Start of THE DATA

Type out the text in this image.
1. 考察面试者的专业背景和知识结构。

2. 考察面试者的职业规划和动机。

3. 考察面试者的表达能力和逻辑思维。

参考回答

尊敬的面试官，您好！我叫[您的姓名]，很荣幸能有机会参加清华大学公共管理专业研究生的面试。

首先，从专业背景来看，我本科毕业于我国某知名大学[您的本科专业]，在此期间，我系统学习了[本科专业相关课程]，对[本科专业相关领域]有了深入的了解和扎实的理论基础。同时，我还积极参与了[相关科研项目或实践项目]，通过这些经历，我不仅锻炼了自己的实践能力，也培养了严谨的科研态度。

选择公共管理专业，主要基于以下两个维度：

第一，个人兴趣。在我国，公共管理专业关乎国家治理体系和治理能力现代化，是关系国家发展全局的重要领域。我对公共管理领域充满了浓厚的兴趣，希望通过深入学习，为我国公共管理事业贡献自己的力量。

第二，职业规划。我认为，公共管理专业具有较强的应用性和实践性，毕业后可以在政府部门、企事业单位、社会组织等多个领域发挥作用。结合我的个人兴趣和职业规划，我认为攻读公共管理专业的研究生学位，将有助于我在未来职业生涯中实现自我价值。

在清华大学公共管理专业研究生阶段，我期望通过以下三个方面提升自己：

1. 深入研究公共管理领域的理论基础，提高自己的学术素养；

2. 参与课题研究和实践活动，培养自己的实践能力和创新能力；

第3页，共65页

End of THE DATA

From the listing above, extract every line exactly as it stands.

EXERCISE ANSWER:
Type out the text in this image.
1. 考察面试者的专业背景和知识结构。

2. 考察面试者的职业规划和动机。

3. 考察面试者的表达能力和逻辑思维。

参考回答

尊敬的面试官，您好！我叫[您的姓名]，很荣幸能有机会参加清华大学公共管理专业研究生的面试。

首先，从专业背景来看，我本科毕业于我国某知名大学[您的本科专业]，在此期间，我系统学习了[本科专业相关课程]，对[本科专业相关领域]有了深入的了解和扎实的理论基础。同时，我还积极参与了[相关科研项目或实践项目]，通过这些经历，我不仅锻炼了自己的实践能力，也培养了严谨的科研态度。

选择公共管理专业，主要基于以下两个维度：

第一，个人兴趣。在我国，公共管理专业关乎国家治理体系和治理能力现代化，是关系国家发展全局的重要领域。我对公共管理领域充满了浓厚的兴趣，希望通过深入学习，为我国公共管理事业贡献自己的力量。

第二，职业规划。我认为，公共管理专业具有较强的应用性和实践性，毕业后可以在政府部门、企事业单位、社会组织等多个领域发挥作用。结合我的个人兴趣和职业规划，我认为攻读公共管理专业的研究生学位，将有助于我在未来职业生涯中实现自我价值。

在清华大学公共管理专业研究生阶段，我期望通过以下三个方面提升自己：

1. 深入研究公共管理领域的理论基础，提高自己的学术素养；

2. 参与课题研究和实践活动，培养自己的实践能力和创新能力；

第3页，共65页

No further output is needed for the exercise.